WORK TO COMPLETE: Pull out each line of the data that includes the word "shit".

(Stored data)
____

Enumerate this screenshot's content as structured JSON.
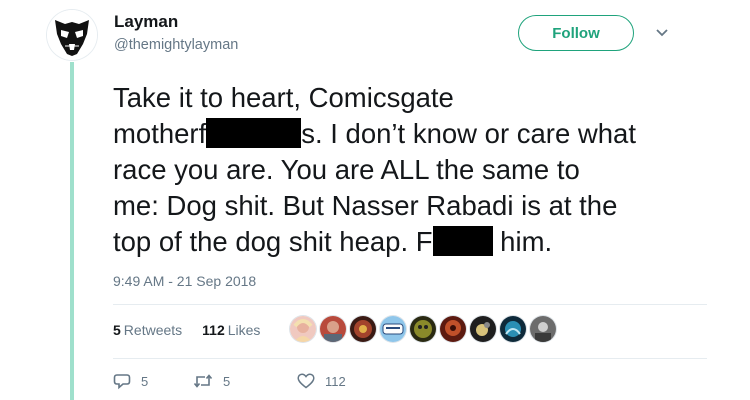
{
  "user": {
    "display_name": "Layman",
    "handle": "@themightylayman"
  },
  "follow_label": "Follow",
  "tweet": {
    "line1": "Take it to heart, Comicsgate",
    "line2_start": "motherf",
    "line2_end": "s. I don’t know or care what",
    "line3": "race you are. You are ALL the same to",
    "line4": "me: Dog shit. But Nasser Rabadi is at the",
    "line5_start": "top of the dog shit heap. F",
    "line5_end": " him."
  },
  "timestamp": "9:49 AM - 21 Sep 2018",
  "stats": {
    "retweets_count": "5",
    "retweets_label": "Retweets",
    "likes_count": "112",
    "likes_label": "Likes"
  },
  "liker_avatars": [
    "liker-avatar-1",
    "liker-avatar-2",
    "liker-avatar-3",
    "liker-avatar-4",
    "liker-avatar-5",
    "liker-avatar-6",
    "liker-avatar-7",
    "liker-avatar-8",
    "liker-avatar-9"
  ],
  "actions": {
    "reply_count": "5",
    "retweet_count": "5",
    "like_count": "112"
  },
  "colors": {
    "accent": "#1fa37c",
    "thread_line": "#9fe0cc",
    "muted": "#657786"
  }
}
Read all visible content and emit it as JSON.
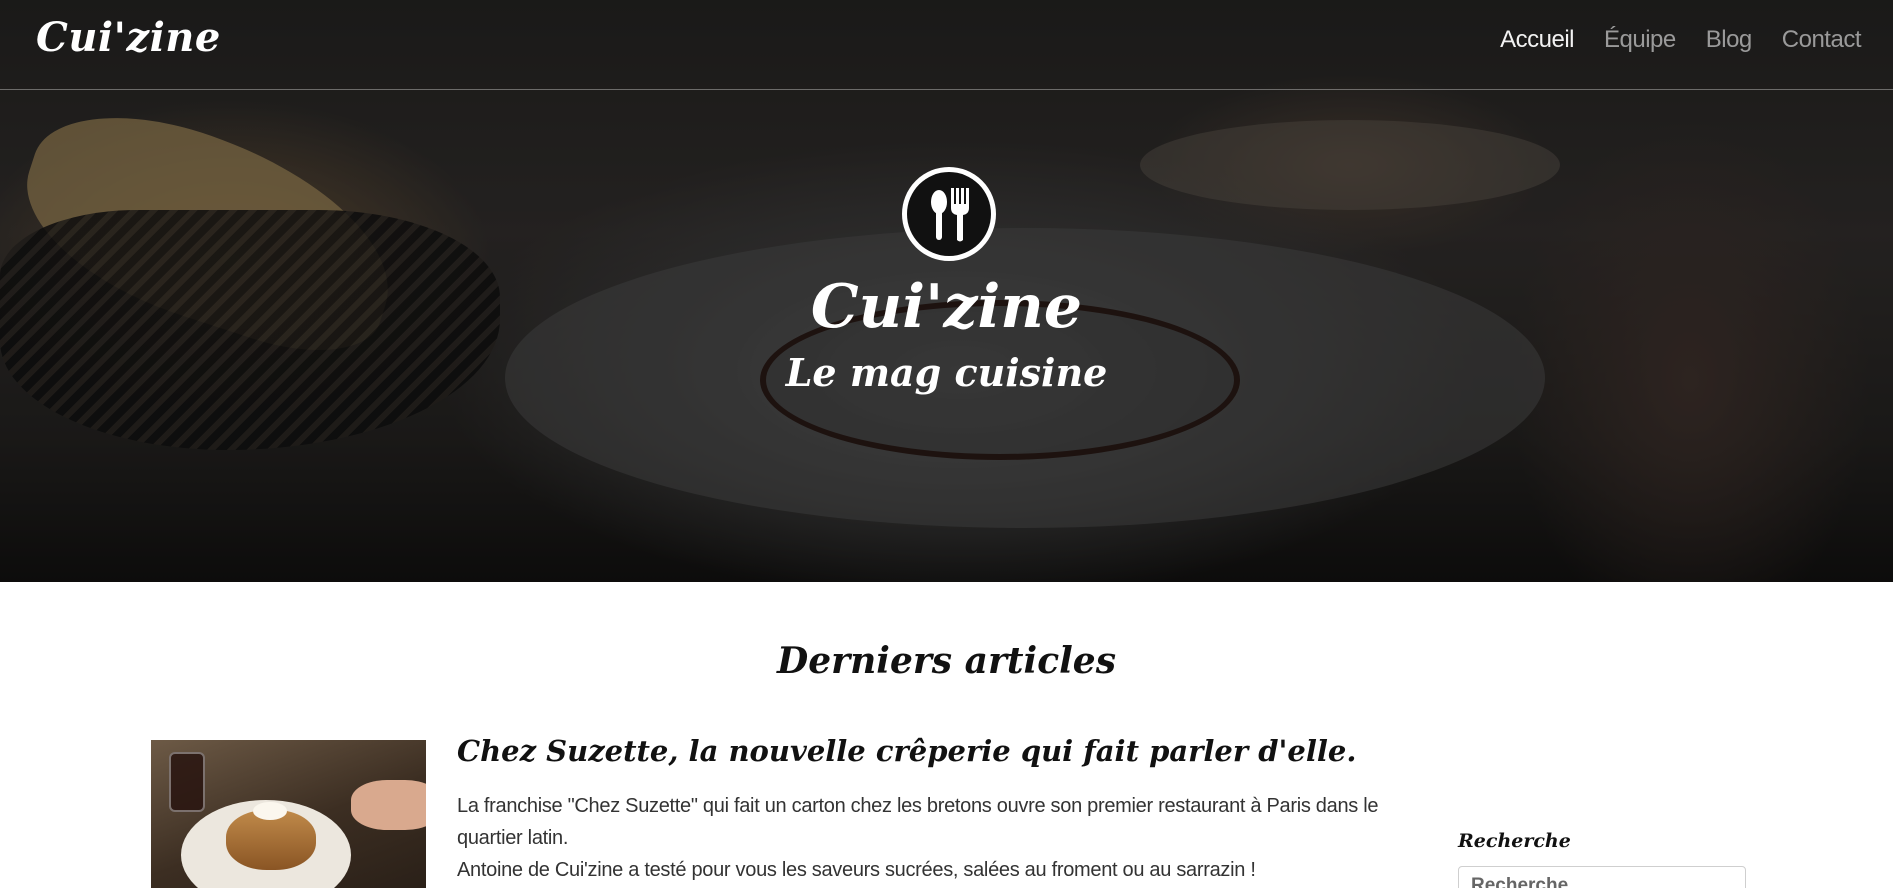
{
  "header": {
    "brand": "Cui'zine",
    "nav": [
      {
        "label": "Accueil",
        "active": true
      },
      {
        "label": "Équipe",
        "active": false
      },
      {
        "label": "Blog",
        "active": false
      },
      {
        "label": "Contact",
        "active": false
      }
    ]
  },
  "hero": {
    "logo_icon": "spoon-fork-icon",
    "title": "Cui'zine",
    "subtitle": "Le mag cuisine"
  },
  "main": {
    "section_title": "Derniers articles",
    "articles": [
      {
        "title": "Chez Suzette, la nouvelle crêperie qui fait parler d'elle.",
        "excerpt_line1": "La franchise \"Chez Suzette\" qui fait un carton chez les bretons ouvre son premier restaurant à Paris dans le quartier latin.",
        "excerpt_line2": "Antoine de Cui'zine a testé pour vous les saveurs sucrées, salées au froment ou au sarrazin !"
      }
    ]
  },
  "sidebar": {
    "search_label": "Recherche",
    "search_placeholder": "Recherche"
  },
  "colors": {
    "nav_active": "#f2f2f2",
    "nav_inactive": "#9a9a9a",
    "text_dark": "#111111"
  }
}
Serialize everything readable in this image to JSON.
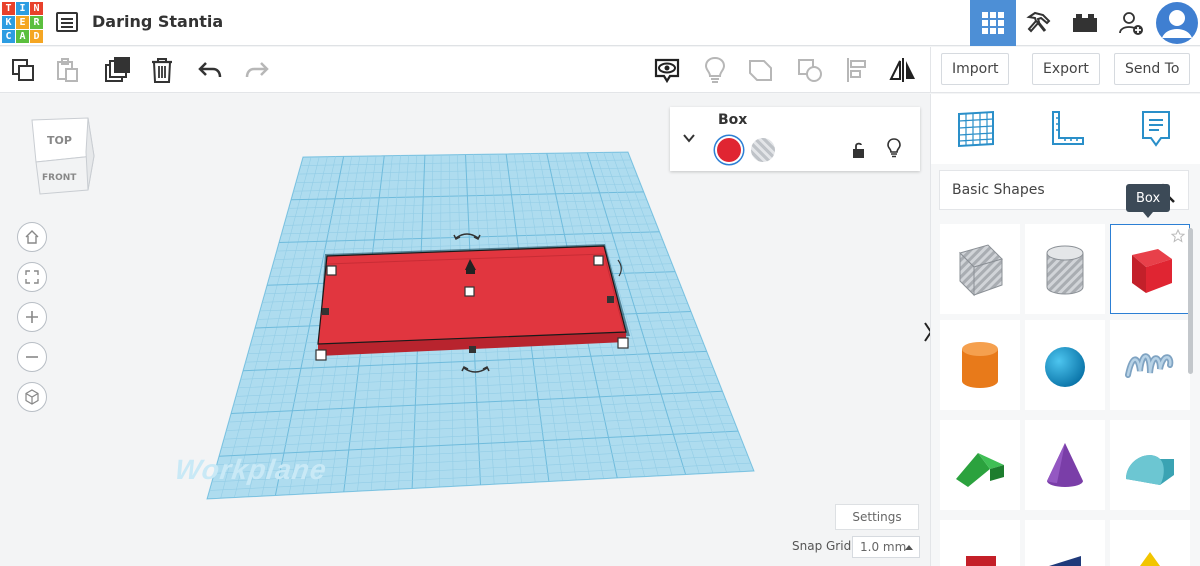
{
  "app": {
    "logo_letters": [
      "T",
      "I",
      "N",
      "K",
      "E",
      "R",
      "C",
      "A",
      "D"
    ],
    "design_title": "Daring Stantia"
  },
  "toolbar_right": {
    "import_label": "Import",
    "export_label": "Export",
    "send_to_label": "Send To"
  },
  "viewcube": {
    "top_label": "TOP",
    "front_label": "FRONT"
  },
  "workplane": {
    "label": "Workplane"
  },
  "inspector": {
    "shape_title": "Box",
    "solid_color": "#e02532"
  },
  "bottom": {
    "settings_label": "Settings",
    "snap_grid_label": "Snap Grid",
    "snap_grid_value": "1.0 mm"
  },
  "panel": {
    "category_label": "Basic Shapes",
    "tooltip": "Box"
  },
  "colors": {
    "accent": "#4d8fd6",
    "selection": "#2c7fd4",
    "workplane": "#aedcef",
    "box_red": "#e02532"
  }
}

____

EXPECTED ANSWER:
    "line4": "me: Dog shit. But Nasser Rabadi is at the",
    "line5_start": "top of the dog shit heap. F",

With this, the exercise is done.